OBJECTIVE:
Where the word "RMSE" occurs in a line, return that line.

MATERIAL TO PROCESS:

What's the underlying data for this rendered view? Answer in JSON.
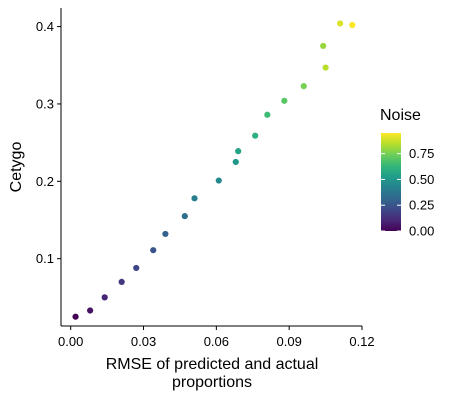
{
  "chart_data": {
    "type": "scatter",
    "xlabel": "RMSE of predicted and actual proportions",
    "xlabel_lines": [
      "RMSE of predicted and actual",
      "proportions"
    ],
    "ylabel": "Cetygo",
    "xlim": [
      -0.004,
      0.12
    ],
    "ylim": [
      0.013,
      0.424
    ],
    "x_ticks": [
      0.0,
      0.03,
      0.06,
      0.09,
      0.12
    ],
    "x_tick_labels": [
      "0.00",
      "0.03",
      "0.06",
      "0.09",
      "0.12"
    ],
    "y_ticks": [
      0.1,
      0.2,
      0.3,
      0.4
    ],
    "y_tick_labels": [
      "0.1",
      "0.2",
      "0.3",
      "0.4"
    ],
    "grid": false,
    "legend": {
      "title": "Noise",
      "position": "right",
      "ticks": [
        0.0,
        0.25,
        0.5,
        0.75
      ],
      "tick_labels": [
        "0.00",
        "0.25",
        "0.50",
        "0.75"
      ],
      "range": [
        0.0,
        0.95
      ]
    },
    "colormap": "viridis",
    "colormap_stops": [
      "#440154",
      "#482878",
      "#3e4989",
      "#31688e",
      "#26828e",
      "#1f9e89",
      "#35b779",
      "#6ece58",
      "#b5de2b",
      "#fde725"
    ],
    "points": [
      {
        "x": 0.002,
        "y": 0.025,
        "noise": 0.0
      },
      {
        "x": 0.008,
        "y": 0.033,
        "noise": 0.05
      },
      {
        "x": 0.014,
        "y": 0.05,
        "noise": 0.1
      },
      {
        "x": 0.021,
        "y": 0.07,
        "noise": 0.15
      },
      {
        "x": 0.027,
        "y": 0.088,
        "noise": 0.2
      },
      {
        "x": 0.034,
        "y": 0.111,
        "noise": 0.25
      },
      {
        "x": 0.039,
        "y": 0.132,
        "noise": 0.3
      },
      {
        "x": 0.047,
        "y": 0.155,
        "noise": 0.35
      },
      {
        "x": 0.051,
        "y": 0.178,
        "noise": 0.4
      },
      {
        "x": 0.061,
        "y": 0.201,
        "noise": 0.45
      },
      {
        "x": 0.068,
        "y": 0.225,
        "noise": 0.5
      },
      {
        "x": 0.069,
        "y": 0.239,
        "noise": 0.55
      },
      {
        "x": 0.076,
        "y": 0.259,
        "noise": 0.6
      },
      {
        "x": 0.081,
        "y": 0.286,
        "noise": 0.65
      },
      {
        "x": 0.088,
        "y": 0.304,
        "noise": 0.7
      },
      {
        "x": 0.096,
        "y": 0.323,
        "noise": 0.75
      },
      {
        "x": 0.104,
        "y": 0.375,
        "noise": 0.8
      },
      {
        "x": 0.105,
        "y": 0.347,
        "noise": 0.85
      },
      {
        "x": 0.111,
        "y": 0.404,
        "noise": 0.9
      },
      {
        "x": 0.116,
        "y": 0.402,
        "noise": 0.95
      }
    ]
  }
}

COMPLETE ANSWER:
    "xlabel": "RMSE of predicted and actual proportions",
      "RMSE of predicted and actual",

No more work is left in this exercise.